-- BEGIN Dataset extract --

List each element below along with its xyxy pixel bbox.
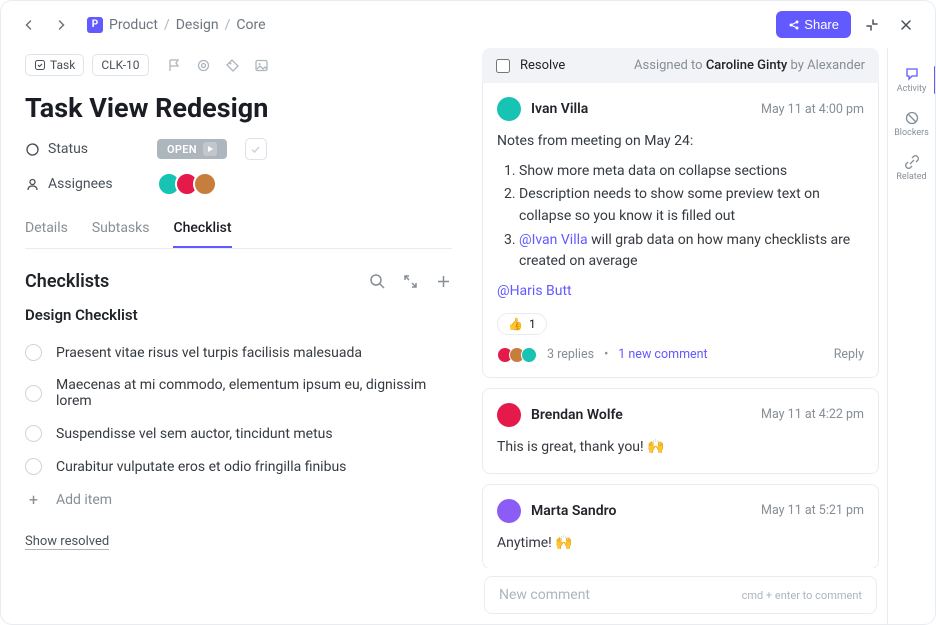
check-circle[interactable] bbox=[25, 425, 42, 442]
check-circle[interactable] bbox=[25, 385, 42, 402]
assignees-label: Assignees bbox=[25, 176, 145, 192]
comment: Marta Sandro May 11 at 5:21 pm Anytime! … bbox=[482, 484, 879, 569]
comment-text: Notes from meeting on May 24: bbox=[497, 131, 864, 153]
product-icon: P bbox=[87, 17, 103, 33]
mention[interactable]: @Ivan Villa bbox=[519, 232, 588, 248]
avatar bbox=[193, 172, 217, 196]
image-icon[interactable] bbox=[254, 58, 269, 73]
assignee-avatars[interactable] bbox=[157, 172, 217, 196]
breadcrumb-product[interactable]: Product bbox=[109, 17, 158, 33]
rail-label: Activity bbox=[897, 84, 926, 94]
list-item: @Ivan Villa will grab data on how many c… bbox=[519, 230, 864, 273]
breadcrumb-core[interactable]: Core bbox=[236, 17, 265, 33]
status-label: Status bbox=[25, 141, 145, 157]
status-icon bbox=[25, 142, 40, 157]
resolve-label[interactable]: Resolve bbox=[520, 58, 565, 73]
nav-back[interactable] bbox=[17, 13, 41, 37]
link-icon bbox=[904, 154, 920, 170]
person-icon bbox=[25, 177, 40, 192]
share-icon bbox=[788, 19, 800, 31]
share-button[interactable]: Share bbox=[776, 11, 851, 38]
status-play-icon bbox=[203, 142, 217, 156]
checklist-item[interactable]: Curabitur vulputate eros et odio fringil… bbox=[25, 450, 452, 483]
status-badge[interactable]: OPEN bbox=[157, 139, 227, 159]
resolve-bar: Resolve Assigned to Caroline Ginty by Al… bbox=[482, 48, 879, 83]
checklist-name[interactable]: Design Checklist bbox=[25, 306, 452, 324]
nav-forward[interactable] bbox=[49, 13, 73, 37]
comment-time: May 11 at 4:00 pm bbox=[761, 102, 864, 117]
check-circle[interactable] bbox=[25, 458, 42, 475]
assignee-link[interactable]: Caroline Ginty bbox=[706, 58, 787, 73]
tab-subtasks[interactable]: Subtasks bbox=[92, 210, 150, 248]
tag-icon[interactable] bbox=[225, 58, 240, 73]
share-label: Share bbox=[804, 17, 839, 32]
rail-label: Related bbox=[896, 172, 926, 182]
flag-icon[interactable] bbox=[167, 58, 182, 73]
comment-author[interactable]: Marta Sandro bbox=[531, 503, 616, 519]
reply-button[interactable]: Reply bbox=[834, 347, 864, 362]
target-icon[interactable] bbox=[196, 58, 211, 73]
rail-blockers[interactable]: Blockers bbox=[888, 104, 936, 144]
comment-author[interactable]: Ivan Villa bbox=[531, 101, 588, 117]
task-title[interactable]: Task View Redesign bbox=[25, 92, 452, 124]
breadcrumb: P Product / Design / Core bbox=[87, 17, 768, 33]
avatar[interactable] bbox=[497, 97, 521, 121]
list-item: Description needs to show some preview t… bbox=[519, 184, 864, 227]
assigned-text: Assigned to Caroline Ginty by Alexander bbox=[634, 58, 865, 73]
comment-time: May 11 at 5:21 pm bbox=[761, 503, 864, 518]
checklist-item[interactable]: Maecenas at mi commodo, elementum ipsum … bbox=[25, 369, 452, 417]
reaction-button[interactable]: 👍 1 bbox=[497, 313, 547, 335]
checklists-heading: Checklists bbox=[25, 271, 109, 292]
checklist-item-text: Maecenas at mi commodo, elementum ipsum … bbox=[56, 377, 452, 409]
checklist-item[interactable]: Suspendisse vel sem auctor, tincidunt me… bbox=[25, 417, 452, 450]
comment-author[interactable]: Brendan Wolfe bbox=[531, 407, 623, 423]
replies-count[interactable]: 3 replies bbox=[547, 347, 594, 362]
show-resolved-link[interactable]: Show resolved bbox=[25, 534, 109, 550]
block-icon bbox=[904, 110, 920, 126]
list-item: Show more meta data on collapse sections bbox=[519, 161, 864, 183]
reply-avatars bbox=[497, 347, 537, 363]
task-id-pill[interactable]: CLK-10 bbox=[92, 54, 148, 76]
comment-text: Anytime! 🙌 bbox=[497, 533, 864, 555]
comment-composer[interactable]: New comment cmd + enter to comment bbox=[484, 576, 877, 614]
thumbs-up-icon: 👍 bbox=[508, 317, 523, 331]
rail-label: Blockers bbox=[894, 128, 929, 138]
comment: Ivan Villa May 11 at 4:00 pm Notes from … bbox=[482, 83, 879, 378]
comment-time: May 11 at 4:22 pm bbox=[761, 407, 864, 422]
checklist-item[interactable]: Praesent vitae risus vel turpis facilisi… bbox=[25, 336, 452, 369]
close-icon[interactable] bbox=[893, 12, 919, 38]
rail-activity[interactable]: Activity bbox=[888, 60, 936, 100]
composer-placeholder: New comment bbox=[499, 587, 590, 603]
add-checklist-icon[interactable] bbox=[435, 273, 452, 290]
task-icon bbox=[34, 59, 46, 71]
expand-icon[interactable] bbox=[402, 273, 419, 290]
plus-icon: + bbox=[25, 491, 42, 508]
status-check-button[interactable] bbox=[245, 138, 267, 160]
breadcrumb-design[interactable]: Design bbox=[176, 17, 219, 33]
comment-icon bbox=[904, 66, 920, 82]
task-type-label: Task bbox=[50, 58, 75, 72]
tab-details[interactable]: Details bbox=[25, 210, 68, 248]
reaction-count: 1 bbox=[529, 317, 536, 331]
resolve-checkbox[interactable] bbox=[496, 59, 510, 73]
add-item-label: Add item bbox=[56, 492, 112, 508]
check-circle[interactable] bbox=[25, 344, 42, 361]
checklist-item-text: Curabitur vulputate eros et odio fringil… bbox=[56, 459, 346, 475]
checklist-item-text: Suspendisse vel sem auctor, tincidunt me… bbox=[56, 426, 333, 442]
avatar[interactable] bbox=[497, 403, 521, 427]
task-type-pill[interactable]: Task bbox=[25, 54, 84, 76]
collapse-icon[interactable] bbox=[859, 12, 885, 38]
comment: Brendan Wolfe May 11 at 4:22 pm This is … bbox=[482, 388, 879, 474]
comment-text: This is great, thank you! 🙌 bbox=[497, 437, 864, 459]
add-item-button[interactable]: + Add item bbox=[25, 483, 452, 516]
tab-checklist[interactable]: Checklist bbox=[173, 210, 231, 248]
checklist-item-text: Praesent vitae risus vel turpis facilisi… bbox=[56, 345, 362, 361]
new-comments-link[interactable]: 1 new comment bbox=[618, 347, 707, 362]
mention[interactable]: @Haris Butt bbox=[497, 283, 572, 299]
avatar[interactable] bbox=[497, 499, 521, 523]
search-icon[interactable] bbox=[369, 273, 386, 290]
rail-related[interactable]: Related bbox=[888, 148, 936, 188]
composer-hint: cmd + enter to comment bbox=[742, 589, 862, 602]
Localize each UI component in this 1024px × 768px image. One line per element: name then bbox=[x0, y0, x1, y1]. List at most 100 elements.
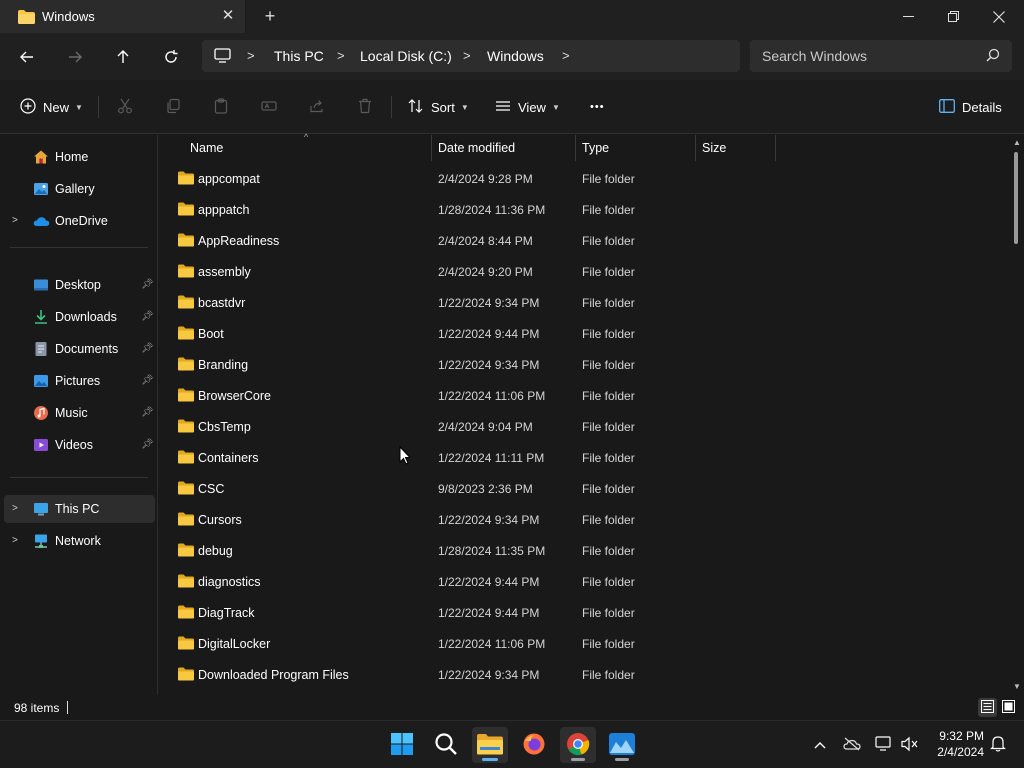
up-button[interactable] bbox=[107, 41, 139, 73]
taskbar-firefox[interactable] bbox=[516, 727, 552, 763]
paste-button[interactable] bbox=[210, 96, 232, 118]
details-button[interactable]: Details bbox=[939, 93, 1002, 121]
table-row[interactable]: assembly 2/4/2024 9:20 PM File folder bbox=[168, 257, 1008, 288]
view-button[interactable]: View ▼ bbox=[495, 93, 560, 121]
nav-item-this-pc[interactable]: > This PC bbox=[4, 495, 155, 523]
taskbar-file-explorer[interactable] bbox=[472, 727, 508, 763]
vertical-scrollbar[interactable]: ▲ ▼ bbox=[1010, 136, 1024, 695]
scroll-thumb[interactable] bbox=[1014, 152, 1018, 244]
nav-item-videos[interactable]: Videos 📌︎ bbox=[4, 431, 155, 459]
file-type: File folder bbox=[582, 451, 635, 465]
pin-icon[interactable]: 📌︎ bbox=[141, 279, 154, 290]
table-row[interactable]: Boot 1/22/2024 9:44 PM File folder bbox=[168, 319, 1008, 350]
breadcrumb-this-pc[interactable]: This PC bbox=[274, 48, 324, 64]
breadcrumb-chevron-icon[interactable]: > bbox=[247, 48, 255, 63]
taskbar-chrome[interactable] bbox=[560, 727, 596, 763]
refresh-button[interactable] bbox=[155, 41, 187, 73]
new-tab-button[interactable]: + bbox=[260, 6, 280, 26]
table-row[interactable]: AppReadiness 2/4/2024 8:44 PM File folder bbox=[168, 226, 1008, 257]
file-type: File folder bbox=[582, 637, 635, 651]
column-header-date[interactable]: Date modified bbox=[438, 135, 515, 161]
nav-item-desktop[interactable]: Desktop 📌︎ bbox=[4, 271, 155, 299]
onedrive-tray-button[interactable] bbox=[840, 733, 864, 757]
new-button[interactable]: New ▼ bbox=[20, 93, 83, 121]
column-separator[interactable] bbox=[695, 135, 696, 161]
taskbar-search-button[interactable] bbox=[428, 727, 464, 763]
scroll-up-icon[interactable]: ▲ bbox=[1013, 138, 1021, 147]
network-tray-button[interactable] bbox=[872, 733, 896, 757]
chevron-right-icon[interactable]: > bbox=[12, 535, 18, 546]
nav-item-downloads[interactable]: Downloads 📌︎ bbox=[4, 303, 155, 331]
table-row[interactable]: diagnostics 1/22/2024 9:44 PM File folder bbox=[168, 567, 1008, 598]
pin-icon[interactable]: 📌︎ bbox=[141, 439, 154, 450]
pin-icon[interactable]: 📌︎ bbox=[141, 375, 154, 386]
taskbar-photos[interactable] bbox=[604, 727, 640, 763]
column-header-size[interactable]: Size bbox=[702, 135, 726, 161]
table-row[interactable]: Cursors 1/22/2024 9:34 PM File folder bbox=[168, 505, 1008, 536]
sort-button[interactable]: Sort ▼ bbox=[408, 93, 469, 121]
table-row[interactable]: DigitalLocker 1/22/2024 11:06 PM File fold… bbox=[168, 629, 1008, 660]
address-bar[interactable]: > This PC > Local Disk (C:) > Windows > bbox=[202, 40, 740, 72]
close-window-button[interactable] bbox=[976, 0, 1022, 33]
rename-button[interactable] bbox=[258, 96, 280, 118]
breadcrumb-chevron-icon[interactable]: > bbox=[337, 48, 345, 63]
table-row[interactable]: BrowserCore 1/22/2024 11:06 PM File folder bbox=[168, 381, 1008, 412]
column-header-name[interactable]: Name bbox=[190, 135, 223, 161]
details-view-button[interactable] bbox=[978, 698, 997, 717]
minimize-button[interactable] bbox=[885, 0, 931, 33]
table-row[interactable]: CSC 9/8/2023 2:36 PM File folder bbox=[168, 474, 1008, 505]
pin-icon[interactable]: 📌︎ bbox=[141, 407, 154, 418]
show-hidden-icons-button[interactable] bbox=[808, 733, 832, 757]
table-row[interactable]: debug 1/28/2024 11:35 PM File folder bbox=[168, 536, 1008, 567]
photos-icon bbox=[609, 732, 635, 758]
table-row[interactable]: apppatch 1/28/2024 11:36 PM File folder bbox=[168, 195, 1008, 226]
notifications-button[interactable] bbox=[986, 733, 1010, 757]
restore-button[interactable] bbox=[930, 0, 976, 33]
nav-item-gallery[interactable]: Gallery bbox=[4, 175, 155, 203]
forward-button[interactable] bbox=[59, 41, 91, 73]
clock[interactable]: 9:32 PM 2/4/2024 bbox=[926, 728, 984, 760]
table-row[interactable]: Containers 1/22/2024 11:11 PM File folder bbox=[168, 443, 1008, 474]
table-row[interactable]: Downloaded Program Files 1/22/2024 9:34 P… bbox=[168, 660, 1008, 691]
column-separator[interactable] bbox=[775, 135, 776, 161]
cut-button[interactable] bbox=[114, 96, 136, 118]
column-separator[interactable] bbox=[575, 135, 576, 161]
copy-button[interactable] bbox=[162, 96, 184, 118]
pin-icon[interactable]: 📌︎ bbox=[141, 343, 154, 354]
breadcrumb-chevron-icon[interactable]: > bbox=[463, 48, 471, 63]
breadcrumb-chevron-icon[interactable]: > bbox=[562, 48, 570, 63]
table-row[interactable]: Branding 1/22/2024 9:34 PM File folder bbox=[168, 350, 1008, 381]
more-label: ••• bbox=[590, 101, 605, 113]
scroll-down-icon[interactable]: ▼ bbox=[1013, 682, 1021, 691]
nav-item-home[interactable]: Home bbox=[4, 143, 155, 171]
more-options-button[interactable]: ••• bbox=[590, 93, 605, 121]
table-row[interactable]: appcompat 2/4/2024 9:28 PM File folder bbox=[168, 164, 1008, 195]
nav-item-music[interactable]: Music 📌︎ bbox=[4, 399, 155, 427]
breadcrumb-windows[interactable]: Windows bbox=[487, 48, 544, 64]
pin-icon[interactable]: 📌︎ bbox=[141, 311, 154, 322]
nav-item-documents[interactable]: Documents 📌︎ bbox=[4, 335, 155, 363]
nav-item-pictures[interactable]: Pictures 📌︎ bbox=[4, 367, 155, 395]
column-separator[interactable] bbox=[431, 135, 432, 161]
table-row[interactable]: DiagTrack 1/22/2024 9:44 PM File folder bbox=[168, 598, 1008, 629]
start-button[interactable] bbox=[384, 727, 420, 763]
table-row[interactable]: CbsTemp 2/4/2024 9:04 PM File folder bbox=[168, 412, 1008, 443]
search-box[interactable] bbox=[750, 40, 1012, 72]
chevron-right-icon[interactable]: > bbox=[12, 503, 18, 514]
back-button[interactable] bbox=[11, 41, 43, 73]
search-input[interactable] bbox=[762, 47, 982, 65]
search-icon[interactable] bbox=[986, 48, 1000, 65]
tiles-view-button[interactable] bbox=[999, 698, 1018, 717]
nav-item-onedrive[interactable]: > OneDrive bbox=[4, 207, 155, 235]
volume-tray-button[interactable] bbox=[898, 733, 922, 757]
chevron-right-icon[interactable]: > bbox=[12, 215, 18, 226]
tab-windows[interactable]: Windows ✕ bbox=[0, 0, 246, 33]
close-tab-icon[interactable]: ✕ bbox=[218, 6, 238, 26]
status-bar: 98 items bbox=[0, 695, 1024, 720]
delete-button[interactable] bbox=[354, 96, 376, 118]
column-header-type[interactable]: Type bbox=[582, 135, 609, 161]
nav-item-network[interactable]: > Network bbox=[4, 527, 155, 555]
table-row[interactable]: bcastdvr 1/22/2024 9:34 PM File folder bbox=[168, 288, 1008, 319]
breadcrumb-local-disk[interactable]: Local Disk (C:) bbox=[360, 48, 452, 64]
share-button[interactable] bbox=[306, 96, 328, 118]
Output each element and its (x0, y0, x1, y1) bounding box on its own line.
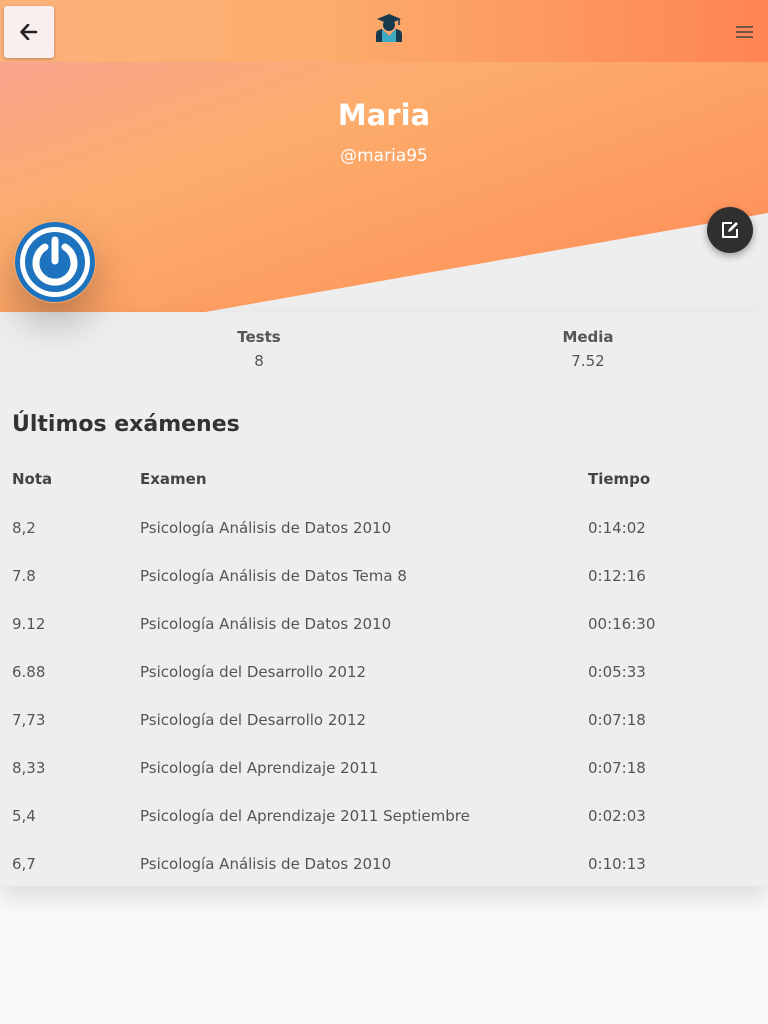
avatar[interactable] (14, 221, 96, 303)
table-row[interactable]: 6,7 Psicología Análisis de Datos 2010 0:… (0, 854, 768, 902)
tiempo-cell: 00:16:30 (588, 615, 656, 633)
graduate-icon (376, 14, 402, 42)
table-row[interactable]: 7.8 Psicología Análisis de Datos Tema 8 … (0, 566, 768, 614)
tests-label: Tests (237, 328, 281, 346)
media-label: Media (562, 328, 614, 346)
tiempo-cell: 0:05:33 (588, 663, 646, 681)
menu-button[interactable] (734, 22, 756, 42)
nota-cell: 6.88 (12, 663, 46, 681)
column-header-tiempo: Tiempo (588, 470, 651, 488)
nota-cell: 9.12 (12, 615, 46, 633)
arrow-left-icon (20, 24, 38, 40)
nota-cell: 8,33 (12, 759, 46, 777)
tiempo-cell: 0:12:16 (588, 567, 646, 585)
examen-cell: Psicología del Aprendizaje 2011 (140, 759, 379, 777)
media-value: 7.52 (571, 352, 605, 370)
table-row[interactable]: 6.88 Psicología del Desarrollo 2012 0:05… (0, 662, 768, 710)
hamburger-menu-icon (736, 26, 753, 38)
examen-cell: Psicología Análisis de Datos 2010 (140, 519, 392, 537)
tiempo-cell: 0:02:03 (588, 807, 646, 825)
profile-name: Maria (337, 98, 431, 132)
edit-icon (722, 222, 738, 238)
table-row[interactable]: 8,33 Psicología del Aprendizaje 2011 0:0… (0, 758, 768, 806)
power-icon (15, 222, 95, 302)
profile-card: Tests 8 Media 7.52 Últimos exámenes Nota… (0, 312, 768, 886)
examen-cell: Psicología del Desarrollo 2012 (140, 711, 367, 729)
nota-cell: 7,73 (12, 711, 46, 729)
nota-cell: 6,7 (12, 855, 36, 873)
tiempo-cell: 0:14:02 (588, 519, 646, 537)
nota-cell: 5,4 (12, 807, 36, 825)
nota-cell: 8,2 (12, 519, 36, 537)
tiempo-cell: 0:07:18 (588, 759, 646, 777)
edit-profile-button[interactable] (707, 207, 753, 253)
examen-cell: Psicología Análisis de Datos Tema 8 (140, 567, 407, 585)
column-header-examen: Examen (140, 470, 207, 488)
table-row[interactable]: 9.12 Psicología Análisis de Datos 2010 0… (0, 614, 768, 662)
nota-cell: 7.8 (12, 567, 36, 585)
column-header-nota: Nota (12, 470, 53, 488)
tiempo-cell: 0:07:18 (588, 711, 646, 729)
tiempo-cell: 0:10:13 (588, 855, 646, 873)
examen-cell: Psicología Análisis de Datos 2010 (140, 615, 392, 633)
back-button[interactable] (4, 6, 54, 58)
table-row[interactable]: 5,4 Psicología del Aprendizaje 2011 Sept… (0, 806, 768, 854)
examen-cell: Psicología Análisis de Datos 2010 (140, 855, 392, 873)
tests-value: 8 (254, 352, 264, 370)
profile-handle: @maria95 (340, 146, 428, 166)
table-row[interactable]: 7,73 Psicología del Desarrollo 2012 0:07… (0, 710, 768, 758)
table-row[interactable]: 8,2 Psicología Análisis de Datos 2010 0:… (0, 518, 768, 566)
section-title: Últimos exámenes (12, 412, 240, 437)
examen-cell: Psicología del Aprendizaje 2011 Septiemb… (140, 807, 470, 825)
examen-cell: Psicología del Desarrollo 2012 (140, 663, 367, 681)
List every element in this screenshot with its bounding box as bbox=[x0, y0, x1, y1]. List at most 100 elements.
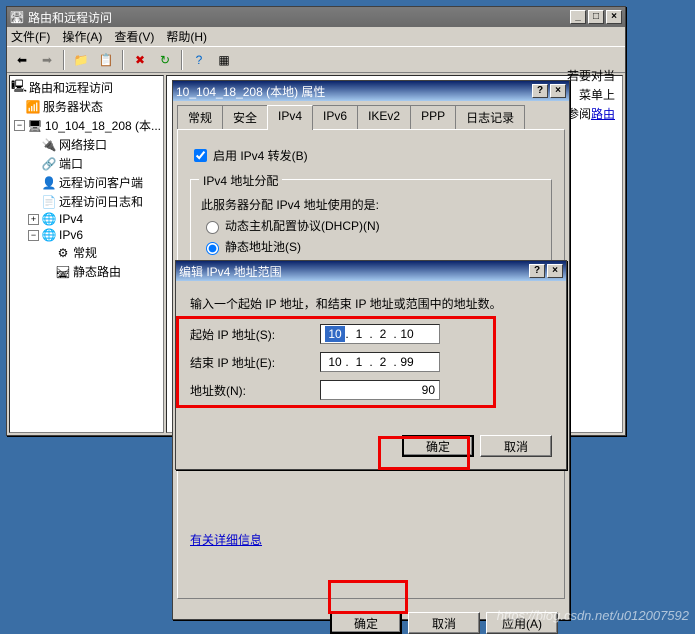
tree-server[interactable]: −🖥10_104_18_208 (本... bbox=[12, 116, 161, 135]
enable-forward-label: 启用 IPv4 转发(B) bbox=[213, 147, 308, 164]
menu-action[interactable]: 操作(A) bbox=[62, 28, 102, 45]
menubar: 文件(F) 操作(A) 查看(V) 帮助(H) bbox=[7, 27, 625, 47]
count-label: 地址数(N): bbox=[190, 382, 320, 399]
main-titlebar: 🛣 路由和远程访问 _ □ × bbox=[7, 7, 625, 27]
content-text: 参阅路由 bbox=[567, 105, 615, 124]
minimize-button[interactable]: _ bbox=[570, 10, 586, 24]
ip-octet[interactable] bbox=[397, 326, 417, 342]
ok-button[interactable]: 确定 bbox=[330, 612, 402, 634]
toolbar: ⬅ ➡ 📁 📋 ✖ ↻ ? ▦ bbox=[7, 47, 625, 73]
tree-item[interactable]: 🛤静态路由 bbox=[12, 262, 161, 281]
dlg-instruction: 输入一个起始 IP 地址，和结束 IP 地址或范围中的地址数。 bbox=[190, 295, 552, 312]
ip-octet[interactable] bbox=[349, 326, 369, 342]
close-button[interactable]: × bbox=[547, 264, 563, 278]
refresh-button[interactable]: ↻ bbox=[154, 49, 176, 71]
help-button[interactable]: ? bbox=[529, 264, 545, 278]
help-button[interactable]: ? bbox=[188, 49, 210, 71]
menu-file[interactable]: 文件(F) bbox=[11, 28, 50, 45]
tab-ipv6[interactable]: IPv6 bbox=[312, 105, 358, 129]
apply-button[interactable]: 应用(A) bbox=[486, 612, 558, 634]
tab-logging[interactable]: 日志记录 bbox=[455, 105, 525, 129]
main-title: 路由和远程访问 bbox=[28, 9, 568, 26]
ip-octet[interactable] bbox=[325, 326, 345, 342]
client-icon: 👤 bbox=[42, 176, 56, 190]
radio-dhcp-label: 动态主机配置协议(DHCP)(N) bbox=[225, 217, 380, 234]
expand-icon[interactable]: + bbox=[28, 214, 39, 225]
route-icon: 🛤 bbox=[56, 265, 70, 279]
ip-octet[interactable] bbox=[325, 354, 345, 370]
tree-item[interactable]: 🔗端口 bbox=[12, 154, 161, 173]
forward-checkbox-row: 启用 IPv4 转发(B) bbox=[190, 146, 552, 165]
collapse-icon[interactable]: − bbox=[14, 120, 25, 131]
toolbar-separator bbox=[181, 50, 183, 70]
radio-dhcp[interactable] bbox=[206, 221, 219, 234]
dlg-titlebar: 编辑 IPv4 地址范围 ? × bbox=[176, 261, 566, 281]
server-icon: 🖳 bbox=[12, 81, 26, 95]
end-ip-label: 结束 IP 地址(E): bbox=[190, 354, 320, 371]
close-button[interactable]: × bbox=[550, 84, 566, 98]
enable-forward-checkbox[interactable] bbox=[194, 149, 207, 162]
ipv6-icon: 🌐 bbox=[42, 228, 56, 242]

-- END Dataset extract --

Copy out the lines of the items from the one containing "up-button[interactable] bbox=[107, 41, 139, 73]" through the one containing "nav-item-this-pc[interactable]: > This", both included, without changing a character.

up-button[interactable] bbox=[107, 41, 139, 73]
taskbar-firefox[interactable] bbox=[516, 727, 552, 763]
paste-button[interactable] bbox=[210, 96, 232, 118]
details-button[interactable]: Details bbox=[939, 93, 1002, 121]
table-row[interactable]: assembly 2/4/2024 9:20 PM File folder bbox=[168, 257, 1008, 288]
view-button[interactable]: View ▼ bbox=[495, 93, 560, 121]
nav-item-this-pc[interactable]: > This PC bbox=[4, 495, 155, 523]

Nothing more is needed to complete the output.